Write out each line word for word. Drop pictures.
>> START Records supplied
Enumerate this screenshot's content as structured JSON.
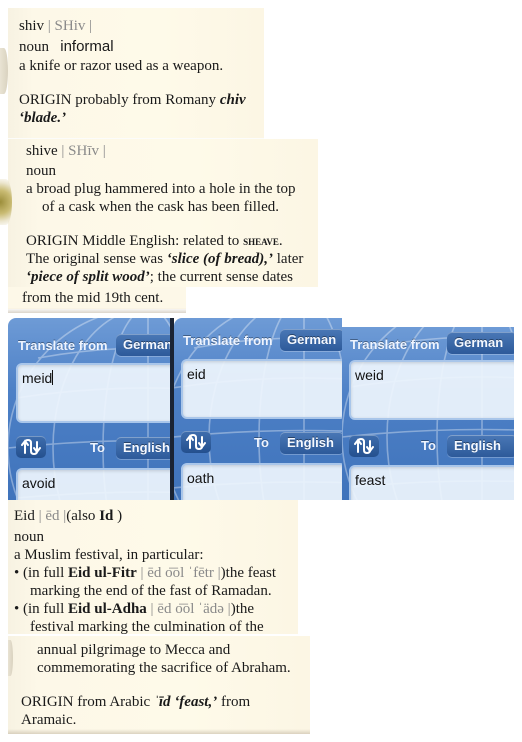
{
  "entries": {
    "shiv": {
      "headword": "shiv",
      "pronunciation": "| SHiv |",
      "pos": "noun",
      "register": "informal",
      "definition": "a knife or razor used as a weapon.",
      "origin_label": "ORIGIN",
      "origin_text": "probably from Romany",
      "origin_word": "chiv",
      "origin_gloss": "‘blade.’"
    },
    "shive": {
      "headword": "shive",
      "pronunciation": "| SHīv |",
      "pos": "noun",
      "definition_line1": "a broad plug hammered into a hole in the top",
      "definition_line2": "of a cask when the cask has been filled.",
      "origin_label": "ORIGIN",
      "origin_line1_text": "Middle English: related to",
      "origin_line1_xref": "sheave",
      "origin_line2_pre": "The original sense was",
      "origin_line2_gloss": "‘slice (of bread),’",
      "origin_line2_post": "later",
      "origin_line3_gloss": "‘piece of split wood’",
      "origin_line3_post": "; the current sense dates",
      "origin_line4": "from the mid 19th cent."
    },
    "eid": {
      "headword": "Eid",
      "pronunciation": "| ēd |",
      "also_pre": "(also",
      "also_word": "Id",
      "also_post": ")",
      "pos": "noun",
      "definition": "a Muslim festival, in particular:",
      "sense1_pre": "• (in full",
      "sense1_term": "Eid ul-Fitr",
      "sense1_pron": "| ēd o͞ol ˈfētr |",
      "sense1_post": ")the feast",
      "sense1_line2": "marking the end of the fast of Ramadan.",
      "sense2_pre": "• (in full",
      "sense2_term": "Eid ul-Adha",
      "sense2_pron": "| ēd o͞ol ˈädə |",
      "sense2_post": ")the",
      "sense2_line2": "festival marking the culmination of the",
      "sense2_line3": "annual pilgrimage to Mecca and",
      "sense2_line4": "commemorating the sacrifice of Abraham.",
      "origin_label": "ORIGIN",
      "origin_text": "from Arabic",
      "origin_word": "ˈīd",
      "origin_gloss": "‘feast,’",
      "origin_post": "from",
      "origin_line2": "Aramaic."
    }
  },
  "translators": [
    {
      "from_label": "Translate from",
      "from_lang": "German",
      "to_label": "To",
      "to_lang": "English",
      "input": "meid",
      "output": "avoid",
      "focused": true
    },
    {
      "from_label": "Translate from",
      "from_lang": "German",
      "to_label": "To",
      "to_lang": "English",
      "input": "eid",
      "output": "oath",
      "focused": false
    },
    {
      "from_label": "Translate from",
      "from_lang": "German",
      "to_label": "To",
      "to_lang": "English",
      "input": "weid",
      "output": "feast",
      "focused": false
    }
  ],
  "icons": {
    "swap": "swap-languages-icon",
    "globe": "globe-background"
  }
}
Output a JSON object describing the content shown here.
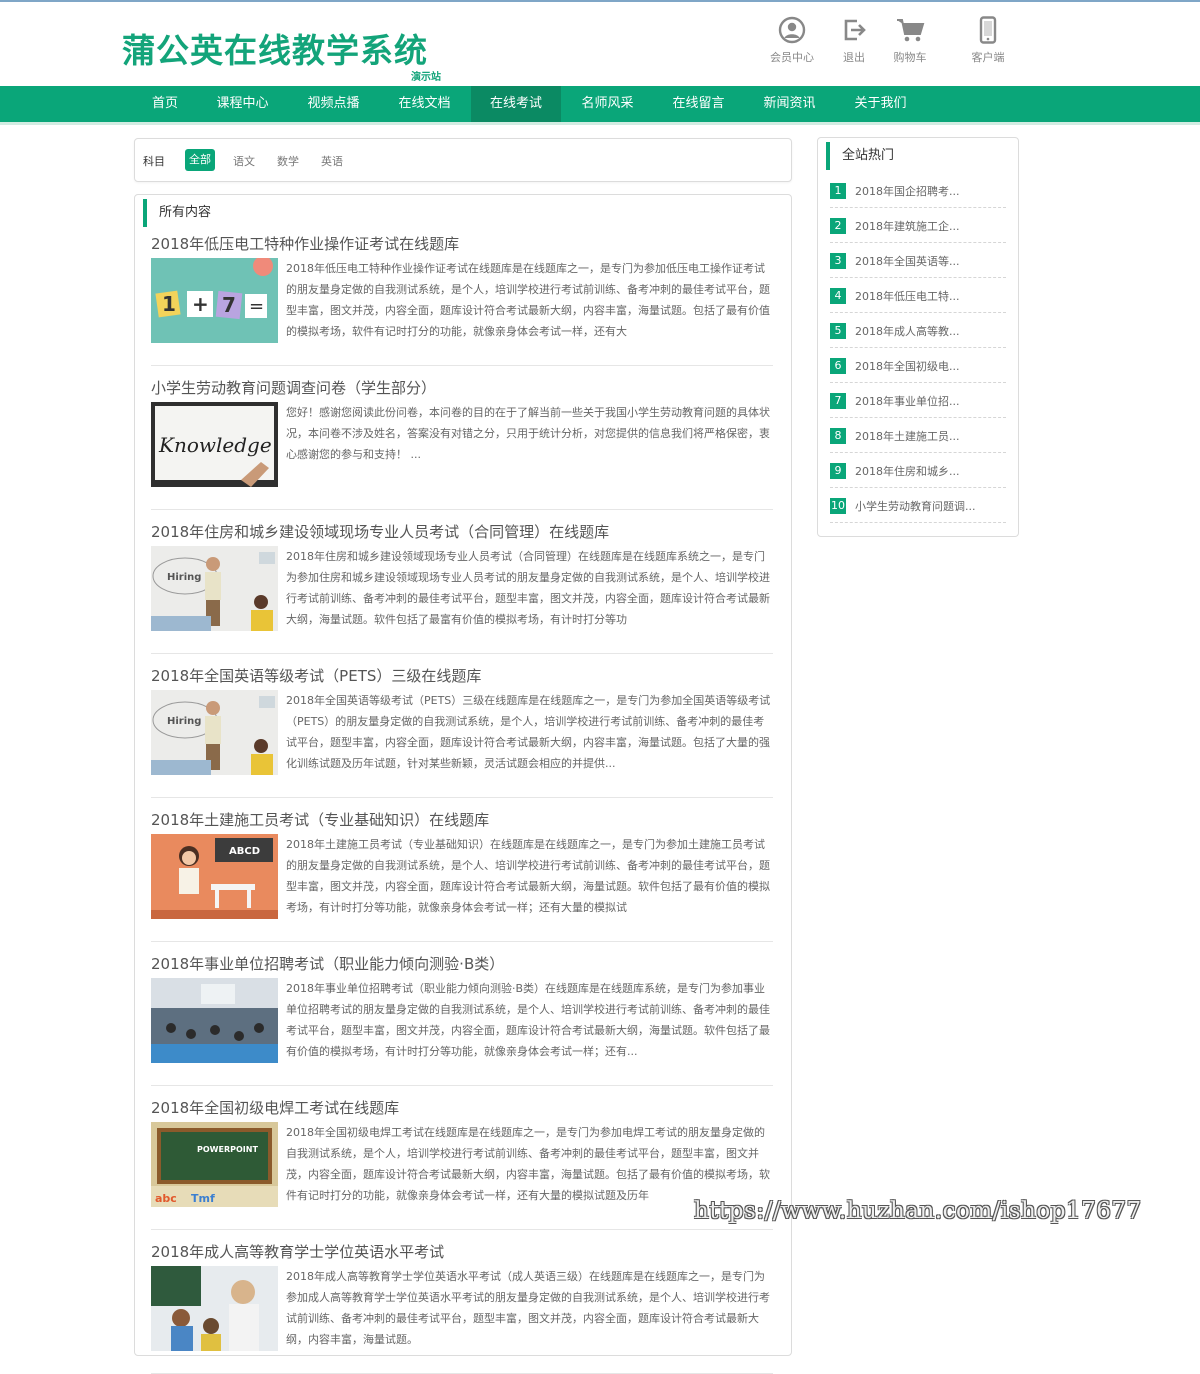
>> END Records supplied
[Reply to the task]
Enumerate this screenshot's content as structured JSON.
{
  "entries": {
    "shiv": {
      "headword": "shiv",
      "pronunciation": "| SHiv |",
      "pos": "noun",
      "register": "informal",
      "definition": "a knife or razor used as a weapon.",
      "origin_label": "ORIGIN",
      "origin_text": "probably from Romany",
      "origin_word": "chiv",
      "origin_gloss": "‘blade.’"
    },
    "shive": {
      "headword": "shive",
      "pronunciation": "| SHīv |",
      "pos": "noun",
      "definition_line1": "a broad plug hammered into a hole in the top",
      "definition_line2": "of a cask when the cask has been filled.",
      "origin_label": "ORIGIN",
      "origin_line1_text": "Middle English: related to",
      "origin_line1_xref": "sheave",
      "origin_line2_pre": "The original sense was",
      "origin_line2_gloss": "‘slice (of bread),’",
      "origin_line2_post": "later",
      "origin_line3_gloss": "‘piece of split wood’",
      "origin_line3_post": "; the current sense dates",
      "origin_line4": "from the mid 19th cent."
    },
    "eid": {
      "headword": "Eid",
      "pronunciation": "| ēd |",
      "also_pre": "(also",
      "also_word": "Id",
      "also_post": ")",
      "pos": "noun",
      "definition": "a Muslim festival, in particular:",
      "sense1_pre": "• (in full",
      "sense1_term": "Eid ul-Fitr",
      "sense1_pron": "| ēd o͞ol ˈfētr |",
      "sense1_post": ")the feast",
      "sense1_line2": "marking the end of the fast of Ramadan.",
      "sense2_pre": "• (in full",
      "sense2_term": "Eid ul-Adha",
      "sense2_pron": "| ēd o͞ol ˈädə |",
      "sense2_post": ")the",
      "sense2_line2": "festival marking the culmination of the",
      "sense2_line3": "annual pilgrimage to Mecca and",
      "sense2_line4": "commemorating the sacrifice of Abraham.",
      "origin_label": "ORIGIN",
      "origin_text": "from Arabic",
      "origin_word": "ˈīd",
      "origin_gloss": "‘feast,’",
      "origin_post": "from",
      "origin_line2": "Aramaic."
    }
  },
  "translators": [
    {
      "from_label": "Translate from",
      "from_lang": "German",
      "to_label": "To",
      "to_lang": "English",
      "input": "meid",
      "output": "avoid",
      "focused": true
    },
    {
      "from_label": "Translate from",
      "from_lang": "German",
      "to_label": "To",
      "to_lang": "English",
      "input": "eid",
      "output": "oath",
      "focused": false
    },
    {
      "from_label": "Translate from",
      "from_lang": "German",
      "to_label": "To",
      "to_lang": "English",
      "input": "weid",
      "output": "feast",
      "focused": false
    }
  ],
  "icons": {
    "swap": "swap-languages-icon",
    "globe": "globe-background"
  }
}
Output a JSON object describing the content shown here.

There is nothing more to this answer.